● What to do: Faithfully return all lines, omitting every embedded picture.

● Source material:
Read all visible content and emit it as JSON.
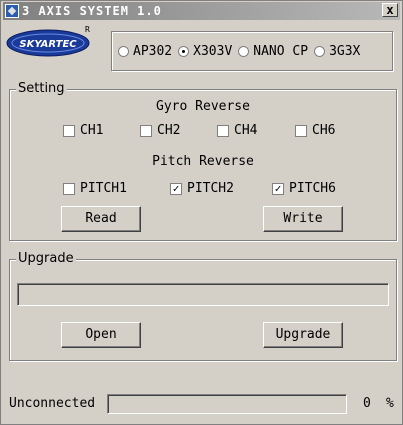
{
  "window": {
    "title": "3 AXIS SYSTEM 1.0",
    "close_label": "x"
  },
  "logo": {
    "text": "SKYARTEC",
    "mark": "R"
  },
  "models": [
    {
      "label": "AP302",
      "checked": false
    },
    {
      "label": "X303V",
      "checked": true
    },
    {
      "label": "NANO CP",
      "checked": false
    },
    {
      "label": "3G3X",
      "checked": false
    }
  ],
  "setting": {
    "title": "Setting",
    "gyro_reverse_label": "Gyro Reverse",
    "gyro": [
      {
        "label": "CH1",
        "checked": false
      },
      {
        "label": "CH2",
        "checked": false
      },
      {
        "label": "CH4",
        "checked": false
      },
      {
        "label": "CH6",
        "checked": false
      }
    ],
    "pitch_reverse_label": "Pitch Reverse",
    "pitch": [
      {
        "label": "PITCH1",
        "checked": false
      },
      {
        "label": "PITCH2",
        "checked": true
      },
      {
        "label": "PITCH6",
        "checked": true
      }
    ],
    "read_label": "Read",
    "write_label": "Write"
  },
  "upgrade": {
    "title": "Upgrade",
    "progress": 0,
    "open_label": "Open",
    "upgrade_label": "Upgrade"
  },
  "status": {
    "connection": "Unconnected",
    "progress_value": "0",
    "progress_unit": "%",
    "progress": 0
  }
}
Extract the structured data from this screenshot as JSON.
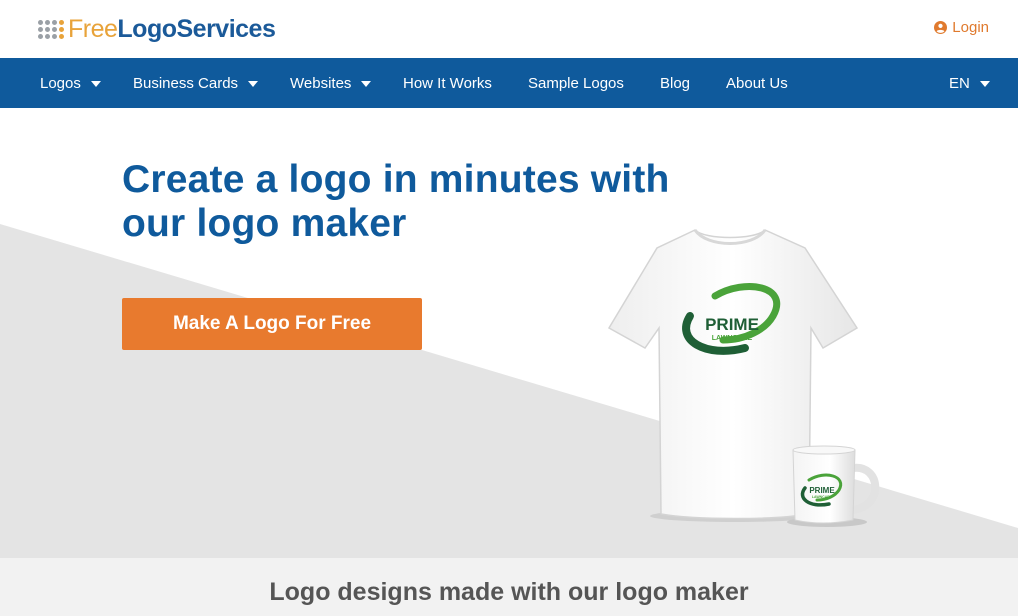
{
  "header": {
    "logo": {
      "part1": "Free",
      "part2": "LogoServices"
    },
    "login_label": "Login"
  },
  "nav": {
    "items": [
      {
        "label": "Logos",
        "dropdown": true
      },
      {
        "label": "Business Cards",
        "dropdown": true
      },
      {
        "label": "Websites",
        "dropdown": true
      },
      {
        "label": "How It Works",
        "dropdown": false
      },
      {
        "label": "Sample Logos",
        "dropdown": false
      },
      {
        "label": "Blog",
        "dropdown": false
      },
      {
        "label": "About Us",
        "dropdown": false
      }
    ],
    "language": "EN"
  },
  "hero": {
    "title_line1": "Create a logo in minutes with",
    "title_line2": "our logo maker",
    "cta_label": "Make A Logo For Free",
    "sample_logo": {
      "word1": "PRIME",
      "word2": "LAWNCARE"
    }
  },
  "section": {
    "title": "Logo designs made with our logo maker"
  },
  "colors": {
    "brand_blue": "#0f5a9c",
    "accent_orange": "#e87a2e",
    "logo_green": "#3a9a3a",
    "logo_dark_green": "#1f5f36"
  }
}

● Solution to this exercise:
Read all visible content and emit it as JSON.
{
  "window": {
    "title": "3 AXIS SYSTEM 1.0",
    "close_label": "x"
  },
  "logo": {
    "text": "SKYARTEC",
    "mark": "R"
  },
  "models": [
    {
      "label": "AP302",
      "checked": false
    },
    {
      "label": "X303V",
      "checked": true
    },
    {
      "label": "NANO CP",
      "checked": false
    },
    {
      "label": "3G3X",
      "checked": false
    }
  ],
  "setting": {
    "title": "Setting",
    "gyro_reverse_label": "Gyro Reverse",
    "gyro": [
      {
        "label": "CH1",
        "checked": false
      },
      {
        "label": "CH2",
        "checked": false
      },
      {
        "label": "CH4",
        "checked": false
      },
      {
        "label": "CH6",
        "checked": false
      }
    ],
    "pitch_reverse_label": "Pitch Reverse",
    "pitch": [
      {
        "label": "PITCH1",
        "checked": false
      },
      {
        "label": "PITCH2",
        "checked": true
      },
      {
        "label": "PITCH6",
        "checked": true
      }
    ],
    "read_label": "Read",
    "write_label": "Write"
  },
  "upgrade": {
    "title": "Upgrade",
    "progress": 0,
    "open_label": "Open",
    "upgrade_label": "Upgrade"
  },
  "status": {
    "connection": "Unconnected",
    "progress_value": "0",
    "progress_unit": "%",
    "progress": 0
  }
}
Extract the structured data from this screenshot as JSON.
{
  "header": {
    "logo": {
      "part1": "Free",
      "part2": "LogoServices"
    },
    "login_label": "Login"
  },
  "nav": {
    "items": [
      {
        "label": "Logos",
        "dropdown": true
      },
      {
        "label": "Business Cards",
        "dropdown": true
      },
      {
        "label": "Websites",
        "dropdown": true
      },
      {
        "label": "How It Works",
        "dropdown": false
      },
      {
        "label": "Sample Logos",
        "dropdown": false
      },
      {
        "label": "Blog",
        "dropdown": false
      },
      {
        "label": "About Us",
        "dropdown": false
      }
    ],
    "language": "EN"
  },
  "hero": {
    "title_line1": "Create a logo in minutes with",
    "title_line2": "our logo maker",
    "cta_label": "Make A Logo For Free",
    "sample_logo": {
      "word1": "PRIME",
      "word2": "LAWNCARE"
    }
  },
  "section": {
    "title": "Logo designs made with our logo maker"
  },
  "colors": {
    "brand_blue": "#0f5a9c",
    "accent_orange": "#e87a2e",
    "logo_green": "#3a9a3a",
    "logo_dark_green": "#1f5f36"
  }
}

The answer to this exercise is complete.